- **ASSIGNMENT**
Retype each entry. Leave every word as it is.
DATA TO USE Block Start
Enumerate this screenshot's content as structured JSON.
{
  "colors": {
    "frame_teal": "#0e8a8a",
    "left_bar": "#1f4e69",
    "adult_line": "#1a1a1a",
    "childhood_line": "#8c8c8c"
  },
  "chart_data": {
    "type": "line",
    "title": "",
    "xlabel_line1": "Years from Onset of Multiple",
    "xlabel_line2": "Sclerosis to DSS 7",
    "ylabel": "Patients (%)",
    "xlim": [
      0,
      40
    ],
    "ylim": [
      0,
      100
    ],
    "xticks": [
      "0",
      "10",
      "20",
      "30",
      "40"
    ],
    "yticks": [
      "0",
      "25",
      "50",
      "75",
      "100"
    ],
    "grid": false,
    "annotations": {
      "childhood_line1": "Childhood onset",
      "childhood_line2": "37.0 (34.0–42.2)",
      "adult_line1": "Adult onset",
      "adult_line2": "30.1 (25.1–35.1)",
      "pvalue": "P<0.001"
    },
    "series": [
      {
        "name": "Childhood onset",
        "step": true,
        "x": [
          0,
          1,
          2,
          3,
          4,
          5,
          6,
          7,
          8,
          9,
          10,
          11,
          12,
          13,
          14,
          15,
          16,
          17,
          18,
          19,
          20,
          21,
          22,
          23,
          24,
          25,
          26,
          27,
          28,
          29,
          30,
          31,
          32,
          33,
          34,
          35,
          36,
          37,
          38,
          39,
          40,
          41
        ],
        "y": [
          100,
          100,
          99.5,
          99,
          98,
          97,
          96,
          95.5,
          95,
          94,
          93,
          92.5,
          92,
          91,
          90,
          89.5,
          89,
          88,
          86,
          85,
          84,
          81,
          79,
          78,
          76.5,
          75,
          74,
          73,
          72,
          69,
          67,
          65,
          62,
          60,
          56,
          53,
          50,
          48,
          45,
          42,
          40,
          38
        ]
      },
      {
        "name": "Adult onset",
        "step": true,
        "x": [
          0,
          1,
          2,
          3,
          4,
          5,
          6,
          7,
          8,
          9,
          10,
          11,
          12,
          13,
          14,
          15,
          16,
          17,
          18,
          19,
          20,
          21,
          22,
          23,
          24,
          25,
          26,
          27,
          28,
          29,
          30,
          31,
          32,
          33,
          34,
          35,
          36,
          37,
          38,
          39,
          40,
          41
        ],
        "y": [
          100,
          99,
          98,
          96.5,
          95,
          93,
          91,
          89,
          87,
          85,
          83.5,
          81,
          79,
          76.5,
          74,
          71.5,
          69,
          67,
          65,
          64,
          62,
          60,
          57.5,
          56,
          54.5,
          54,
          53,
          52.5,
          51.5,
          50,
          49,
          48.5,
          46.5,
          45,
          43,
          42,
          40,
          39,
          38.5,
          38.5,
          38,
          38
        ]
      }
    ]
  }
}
DATA TO USE Block End
- **RESPONSE TO THE EXERCISE**
Enumerate this screenshot's content as structured JSON.
{
  "colors": {
    "frame_teal": "#0e8a8a",
    "left_bar": "#1f4e69",
    "adult_line": "#1a1a1a",
    "childhood_line": "#8c8c8c"
  },
  "chart_data": {
    "type": "line",
    "title": "",
    "xlabel_line1": "Years from Onset of Multiple",
    "xlabel_line2": "Sclerosis to DSS 7",
    "ylabel": "Patients (%)",
    "xlim": [
      0,
      40
    ],
    "ylim": [
      0,
      100
    ],
    "xticks": [
      "0",
      "10",
      "20",
      "30",
      "40"
    ],
    "yticks": [
      "0",
      "25",
      "50",
      "75",
      "100"
    ],
    "grid": false,
    "annotations": {
      "childhood_line1": "Childhood onset",
      "childhood_line2": "37.0 (34.0–42.2)",
      "adult_line1": "Adult onset",
      "adult_line2": "30.1 (25.1–35.1)",
      "pvalue": "P<0.001"
    },
    "series": [
      {
        "name": "Childhood onset",
        "step": true,
        "x": [
          0,
          1,
          2,
          3,
          4,
          5,
          6,
          7,
          8,
          9,
          10,
          11,
          12,
          13,
          14,
          15,
          16,
          17,
          18,
          19,
          20,
          21,
          22,
          23,
          24,
          25,
          26,
          27,
          28,
          29,
          30,
          31,
          32,
          33,
          34,
          35,
          36,
          37,
          38,
          39,
          40,
          41
        ],
        "y": [
          100,
          100,
          99.5,
          99,
          98,
          97,
          96,
          95.5,
          95,
          94,
          93,
          92.5,
          92,
          91,
          90,
          89.5,
          89,
          88,
          86,
          85,
          84,
          81,
          79,
          78,
          76.5,
          75,
          74,
          73,
          72,
          69,
          67,
          65,
          62,
          60,
          56,
          53,
          50,
          48,
          45,
          42,
          40,
          38
        ]
      },
      {
        "name": "Adult onset",
        "step": true,
        "x": [
          0,
          1,
          2,
          3,
          4,
          5,
          6,
          7,
          8,
          9,
          10,
          11,
          12,
          13,
          14,
          15,
          16,
          17,
          18,
          19,
          20,
          21,
          22,
          23,
          24,
          25,
          26,
          27,
          28,
          29,
          30,
          31,
          32,
          33,
          34,
          35,
          36,
          37,
          38,
          39,
          40,
          41
        ],
        "y": [
          100,
          99,
          98,
          96.5,
          95,
          93,
          91,
          89,
          87,
          85,
          83.5,
          81,
          79,
          76.5,
          74,
          71.5,
          69,
          67,
          65,
          64,
          62,
          60,
          57.5,
          56,
          54.5,
          54,
          53,
          52.5,
          51.5,
          50,
          49,
          48.5,
          46.5,
          45,
          43,
          42,
          40,
          39,
          38.5,
          38.5,
          38,
          38
        ]
      }
    ]
  }
}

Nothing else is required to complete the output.